[Start of Input]

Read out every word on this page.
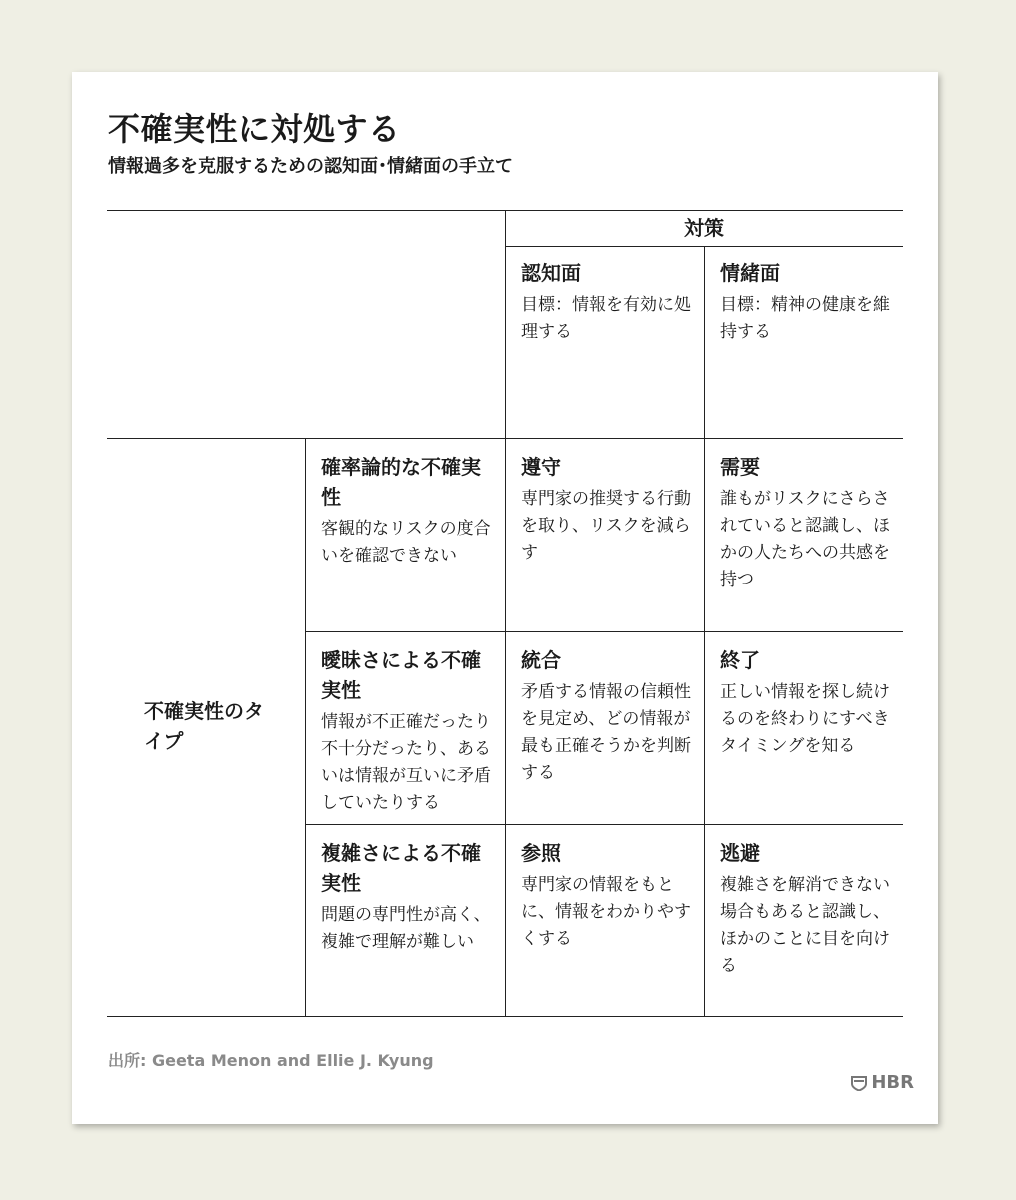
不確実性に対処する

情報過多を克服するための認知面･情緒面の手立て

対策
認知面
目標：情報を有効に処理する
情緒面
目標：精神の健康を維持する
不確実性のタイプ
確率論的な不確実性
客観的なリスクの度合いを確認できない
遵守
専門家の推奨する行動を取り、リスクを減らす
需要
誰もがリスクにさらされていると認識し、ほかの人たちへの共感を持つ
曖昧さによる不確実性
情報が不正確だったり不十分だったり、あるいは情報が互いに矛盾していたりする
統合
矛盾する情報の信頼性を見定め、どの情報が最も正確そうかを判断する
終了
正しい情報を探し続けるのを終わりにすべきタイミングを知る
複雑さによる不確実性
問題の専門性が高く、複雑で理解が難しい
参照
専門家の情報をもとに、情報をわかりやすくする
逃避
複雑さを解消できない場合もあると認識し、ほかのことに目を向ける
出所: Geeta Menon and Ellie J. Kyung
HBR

[End of Input]

→ **Do this**
All entries are to be retyped exactly. Omit any embedded images.

→ **Complete response**
Read out every word on this page.
不確実性に対処する

情報過多を克服するための認知面･情緒面の手立て

対策
認知面
目標：情報を有効に処理する
情緒面
目標：精神の健康を維持する
不確実性のタイプ
確率論的な不確実性
客観的なリスクの度合いを確認できない
遵守
専門家の推奨する行動を取り、リスクを減らす
需要
誰もがリスクにさらされていると認識し、ほかの人たちへの共感を持つ
曖昧さによる不確実性
情報が不正確だったり不十分だったり、あるいは情報が互いに矛盾していたりする
統合
矛盾する情報の信頼性を見定め、どの情報が最も正確そうかを判断する
終了
正しい情報を探し続けるのを終わりにすべきタイミングを知る
複雑さによる不確実性
問題の専門性が高く、複雑で理解が難しい
参照
専門家の情報をもとに、情報をわかりやすくする
逃避
複雑さを解消できない場合もあると認識し、ほかのことに目を向ける
出所: Geeta Menon and Ellie J. Kyung
HBR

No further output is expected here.